» **Stated goal**:
Extract the text of each entry below exactly, leaving every image behind.

***** Exercise data

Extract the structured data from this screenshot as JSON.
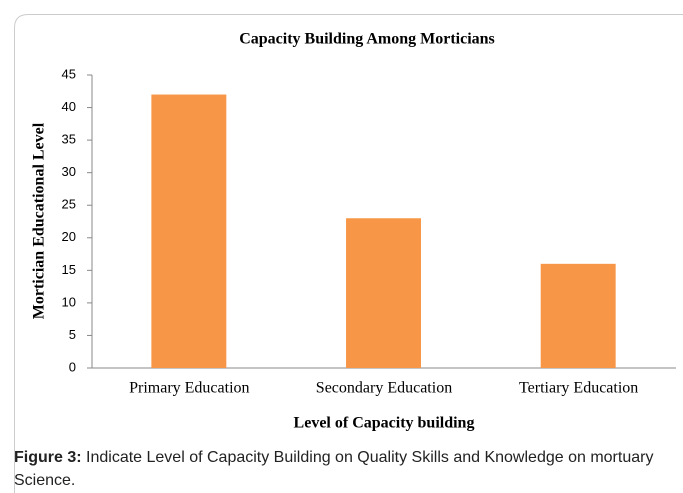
{
  "chart_data": {
    "type": "bar",
    "title": "Capacity Building Among Morticians",
    "x_label": "Level of Capacity building",
    "y_label": "Mortician Educational Level",
    "categories": [
      "Primary Education",
      "Secondary Education",
      "Tertiary Education"
    ],
    "values": [
      42,
      23,
      16
    ],
    "color": "#f79646",
    "ylim": [
      0,
      45
    ],
    "yticks": [
      0,
      5,
      10,
      15,
      20,
      25,
      30,
      35,
      40,
      45
    ]
  },
  "caption": {
    "label": "Figure 3:",
    "text": "Indicate Level of Capacity Building on Quality Skills and Knowledge on mortuary Science."
  }
}
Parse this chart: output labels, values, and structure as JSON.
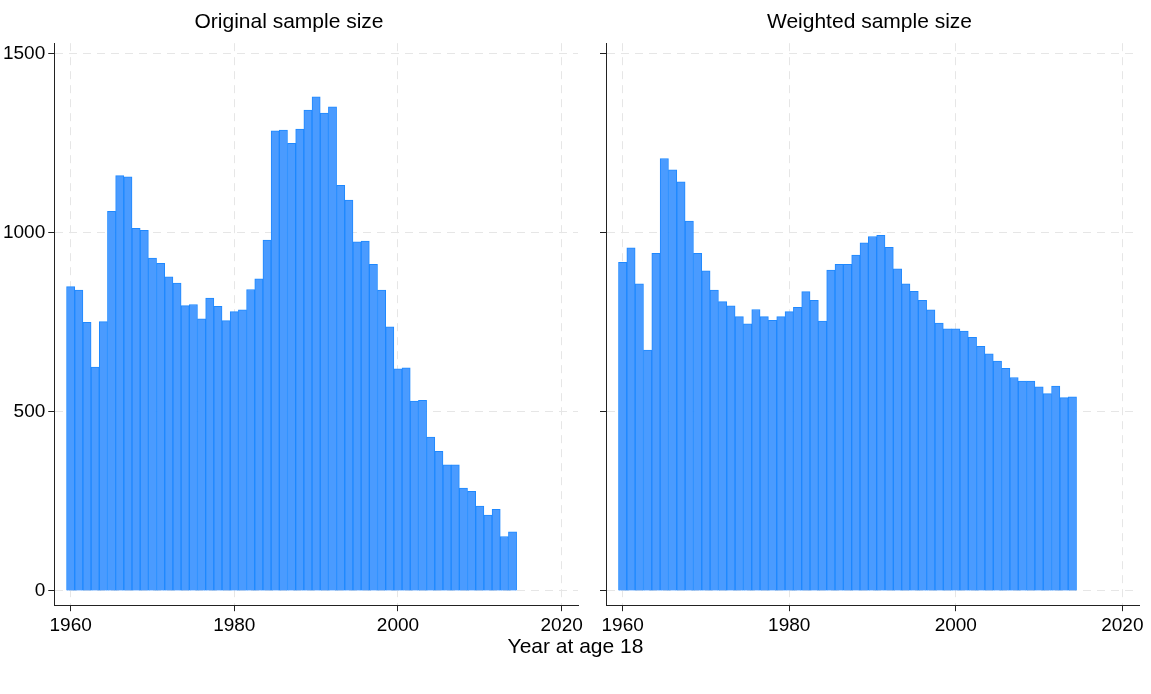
{
  "chart_data": [
    {
      "type": "histogram",
      "title": "Original sample size",
      "xlabel": "Year at age 18",
      "color": "#4a9bff",
      "bins": [
        1959.5,
        1960.5,
        1961.5,
        1962.5,
        1963.5,
        1964.5,
        1965.5,
        1966.5,
        1967.5,
        1968.5,
        1969.5,
        1970.5,
        1971.5,
        1972.5,
        1973.5,
        1974.5,
        1975.5,
        1976.5,
        1977.5,
        1978.5,
        1979.5,
        1980.5,
        1981.5,
        1982.5,
        1983.5,
        1984.5,
        1985.5,
        1986.5,
        1987.5,
        1988.5,
        1989.5,
        1990.5,
        1991.5,
        1992.5,
        1993.5,
        1994.5,
        1995.5,
        1996.5,
        1997.5,
        1998.5,
        1999.5,
        2000.5,
        2001.5,
        2002.5,
        2003.5,
        2004.5,
        2005.5,
        2006.5,
        2007.5,
        2008.5,
        2009.5,
        2010.5,
        2011.5,
        2012.5,
        2013.5,
        2014.5
      ],
      "values": [
        850,
        840,
        750,
        625,
        752,
        1060,
        1160,
        1157,
        1013,
        1007,
        930,
        915,
        877,
        860,
        797,
        800,
        760,
        818,
        795,
        755,
        780,
        785,
        842,
        872,
        980,
        1285,
        1287,
        1250,
        1290,
        1343,
        1380,
        1335,
        1352,
        1133,
        1092,
        975,
        977,
        912,
        840,
        738,
        620,
        623,
        530,
        532,
        430,
        390,
        352,
        352,
        287,
        278,
        237,
        212,
        228,
        152,
        165
      ],
      "xlim": [
        1958,
        2022
      ],
      "xticks": [
        1960,
        1980,
        2000,
        2020
      ],
      "ylim": [
        -40,
        1530
      ],
      "yticks": [
        0,
        500,
        1000,
        1500
      ],
      "grid": true
    },
    {
      "type": "histogram",
      "title": "Weighted sample size",
      "color": "#4a9bff",
      "bins": [
        1959.5,
        1960.5,
        1961.5,
        1962.5,
        1963.5,
        1964.5,
        1965.5,
        1966.5,
        1967.5,
        1968.5,
        1969.5,
        1970.5,
        1971.5,
        1972.5,
        1973.5,
        1974.5,
        1975.5,
        1976.5,
        1977.5,
        1978.5,
        1979.5,
        1980.5,
        1981.5,
        1982.5,
        1983.5,
        1984.5,
        1985.5,
        1986.5,
        1987.5,
        1988.5,
        1989.5,
        1990.5,
        1991.5,
        1992.5,
        1993.5,
        1994.5,
        1995.5,
        1996.5,
        1997.5,
        1998.5,
        1999.5,
        2000.5,
        2001.5,
        2002.5,
        2003.5,
        2004.5,
        2005.5,
        2006.5,
        2007.5,
        2008.5,
        2009.5,
        2010.5,
        2011.5,
        2012.5,
        2013.5,
        2014.5
      ],
      "values": [
        918,
        958,
        858,
        673,
        943,
        1208,
        1176,
        1143,
        1033,
        943,
        894,
        840,
        808,
        796,
        766,
        746,
        786,
        766,
        756,
        766,
        780,
        792,
        836,
        812,
        754,
        896,
        912,
        912,
        938,
        972,
        990,
        993,
        960,
        900,
        858,
        837,
        812,
        785,
        748,
        732,
        732,
        726,
        708,
        683,
        662,
        642,
        622,
        596,
        586,
        586,
        570,
        551,
        572,
        540,
        542
      ],
      "xlim": [
        1958,
        2022
      ],
      "xticks": [
        1960,
        1980,
        2000,
        2020
      ],
      "ylim": [
        -40,
        1530
      ],
      "yticks": [
        0,
        500,
        1000,
        1500
      ],
      "grid": true,
      "tick_labels": "x"
    }
  ]
}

**********

» **Output of the task**:
Extract the structured data from this screenshot as JSON.
{
  "chart_data": {
    "type": "bar",
    "title": "Capacity Building Among Morticians",
    "x_label": "Level of Capacity building",
    "y_label": "Mortician Educational Level",
    "categories": [
      "Primary Education",
      "Secondary Education",
      "Tertiary Education"
    ],
    "values": [
      42,
      23,
      16
    ],
    "color": "#f79646",
    "ylim": [
      0,
      45
    ],
    "yticks": [
      0,
      5,
      10,
      15,
      20,
      25,
      30,
      35,
      40,
      45
    ]
  },
  "caption": {
    "label": "Figure 3:",
    "text": "Indicate Level of Capacity Building on Quality Skills and Knowledge on mortuary Science."
  }
}
Parse this chart: output labels, values, and structure as JSON.
{
  "chart_data": [
    {
      "type": "histogram",
      "title": "Original sample size",
      "xlabel": "Year at age 18",
      "color": "#4a9bff",
      "bins": [
        1959.5,
        1960.5,
        1961.5,
        1962.5,
        1963.5,
        1964.5,
        1965.5,
        1966.5,
        1967.5,
        1968.5,
        1969.5,
        1970.5,
        1971.5,
        1972.5,
        1973.5,
        1974.5,
        1975.5,
        1976.5,
        1977.5,
        1978.5,
        1979.5,
        1980.5,
        1981.5,
        1982.5,
        1983.5,
        1984.5,
        1985.5,
        1986.5,
        1987.5,
        1988.5,
        1989.5,
        1990.5,
        1991.5,
        1992.5,
        1993.5,
        1994.5,
        1995.5,
        1996.5,
        1997.5,
        1998.5,
        1999.5,
        2000.5,
        2001.5,
        2002.5,
        2003.5,
        2004.5,
        2005.5,
        2006.5,
        2007.5,
        2008.5,
        2009.5,
        2010.5,
        2011.5,
        2012.5,
        2013.5,
        2014.5
      ],
      "values": [
        850,
        840,
        750,
        625,
        752,
        1060,
        1160,
        1157,
        1013,
        1007,
        930,
        915,
        877,
        860,
        797,
        800,
        760,
        818,
        795,
        755,
        780,
        785,
        842,
        872,
        980,
        1285,
        1287,
        1250,
        1290,
        1343,
        1380,
        1335,
        1352,
        1133,
        1092,
        975,
        977,
        912,
        840,
        738,
        620,
        623,
        530,
        532,
        430,
        390,
        352,
        352,
        287,
        278,
        237,
        212,
        228,
        152,
        165
      ],
      "xlim": [
        1958,
        2022
      ],
      "xticks": [
        1960,
        1980,
        2000,
        2020
      ],
      "ylim": [
        -40,
        1530
      ],
      "yticks": [
        0,
        500,
        1000,
        1500
      ],
      "grid": true
    },
    {
      "type": "histogram",
      "title": "Weighted sample size",
      "color": "#4a9bff",
      "bins": [
        1959.5,
        1960.5,
        1961.5,
        1962.5,
        1963.5,
        1964.5,
        1965.5,
        1966.5,
        1967.5,
        1968.5,
        1969.5,
        1970.5,
        1971.5,
        1972.5,
        1973.5,
        1974.5,
        1975.5,
        1976.5,
        1977.5,
        1978.5,
        1979.5,
        1980.5,
        1981.5,
        1982.5,
        1983.5,
        1984.5,
        1985.5,
        1986.5,
        1987.5,
        1988.5,
        1989.5,
        1990.5,
        1991.5,
        1992.5,
        1993.5,
        1994.5,
        1995.5,
        1996.5,
        1997.5,
        1998.5,
        1999.5,
        2000.5,
        2001.5,
        2002.5,
        2003.5,
        2004.5,
        2005.5,
        2006.5,
        2007.5,
        2008.5,
        2009.5,
        2010.5,
        2011.5,
        2012.5,
        2013.5,
        2014.5
      ],
      "values": [
        918,
        958,
        858,
        673,
        943,
        1208,
        1176,
        1143,
        1033,
        943,
        894,
        840,
        808,
        796,
        766,
        746,
        786,
        766,
        756,
        766,
        780,
        792,
        836,
        812,
        754,
        896,
        912,
        912,
        938,
        972,
        990,
        993,
        960,
        900,
        858,
        837,
        812,
        785,
        748,
        732,
        732,
        726,
        708,
        683,
        662,
        642,
        622,
        596,
        586,
        586,
        570,
        551,
        572,
        540,
        542
      ],
      "xlim": [
        1958,
        2022
      ],
      "xticks": [
        1960,
        1980,
        2000,
        2020
      ],
      "ylim": [
        -40,
        1530
      ],
      "yticks": [
        0,
        500,
        1000,
        1500
      ],
      "grid": true,
      "tick_labels": "x"
    }
  ]
}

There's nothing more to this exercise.